## Task details:
Look for the string "المناهج" in the lines and copy each line that has it.

(Data excerpts)
************

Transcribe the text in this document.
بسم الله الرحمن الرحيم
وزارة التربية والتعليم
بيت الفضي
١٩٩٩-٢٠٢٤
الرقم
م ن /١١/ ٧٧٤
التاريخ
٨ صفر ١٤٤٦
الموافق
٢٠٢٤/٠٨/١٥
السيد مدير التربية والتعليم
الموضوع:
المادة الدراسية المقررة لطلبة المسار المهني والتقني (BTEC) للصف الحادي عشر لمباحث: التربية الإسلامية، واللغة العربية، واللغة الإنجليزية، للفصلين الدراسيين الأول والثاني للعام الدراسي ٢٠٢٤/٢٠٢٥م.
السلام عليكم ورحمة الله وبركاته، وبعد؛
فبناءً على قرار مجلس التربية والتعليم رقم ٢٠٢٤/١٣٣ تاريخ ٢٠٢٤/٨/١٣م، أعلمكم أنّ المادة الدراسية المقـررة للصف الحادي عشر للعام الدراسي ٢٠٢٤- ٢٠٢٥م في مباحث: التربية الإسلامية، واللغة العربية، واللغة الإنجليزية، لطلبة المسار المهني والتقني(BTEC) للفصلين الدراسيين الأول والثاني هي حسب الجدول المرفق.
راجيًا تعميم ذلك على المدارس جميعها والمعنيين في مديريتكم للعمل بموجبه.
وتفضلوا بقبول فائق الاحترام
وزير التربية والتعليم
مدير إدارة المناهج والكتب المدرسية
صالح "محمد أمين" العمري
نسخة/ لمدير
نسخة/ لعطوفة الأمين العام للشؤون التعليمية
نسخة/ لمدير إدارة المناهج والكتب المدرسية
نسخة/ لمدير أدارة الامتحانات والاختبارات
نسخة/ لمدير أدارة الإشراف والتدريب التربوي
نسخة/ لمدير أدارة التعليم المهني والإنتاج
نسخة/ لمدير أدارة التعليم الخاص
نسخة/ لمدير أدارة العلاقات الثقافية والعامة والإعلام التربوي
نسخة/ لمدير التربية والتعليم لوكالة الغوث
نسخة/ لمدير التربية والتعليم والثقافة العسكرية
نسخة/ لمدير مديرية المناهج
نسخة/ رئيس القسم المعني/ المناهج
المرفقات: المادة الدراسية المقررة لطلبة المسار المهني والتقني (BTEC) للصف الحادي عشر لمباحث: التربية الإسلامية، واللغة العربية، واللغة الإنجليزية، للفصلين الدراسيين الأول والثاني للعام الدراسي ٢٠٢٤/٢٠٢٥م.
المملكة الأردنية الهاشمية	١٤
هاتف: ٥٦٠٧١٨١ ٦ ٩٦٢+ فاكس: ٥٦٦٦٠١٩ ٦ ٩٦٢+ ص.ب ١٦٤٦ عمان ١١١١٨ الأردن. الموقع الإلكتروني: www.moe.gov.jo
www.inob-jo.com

************

## Reply to the task:
مدير إدارة المناهج والكتب المدرسية
نسخة/ لمدير إدارة المناهج والكتب المدرسية
نسخة/ لمدير مديرية المناهج
نسخة/ رئيس القسم المعني/ المناهج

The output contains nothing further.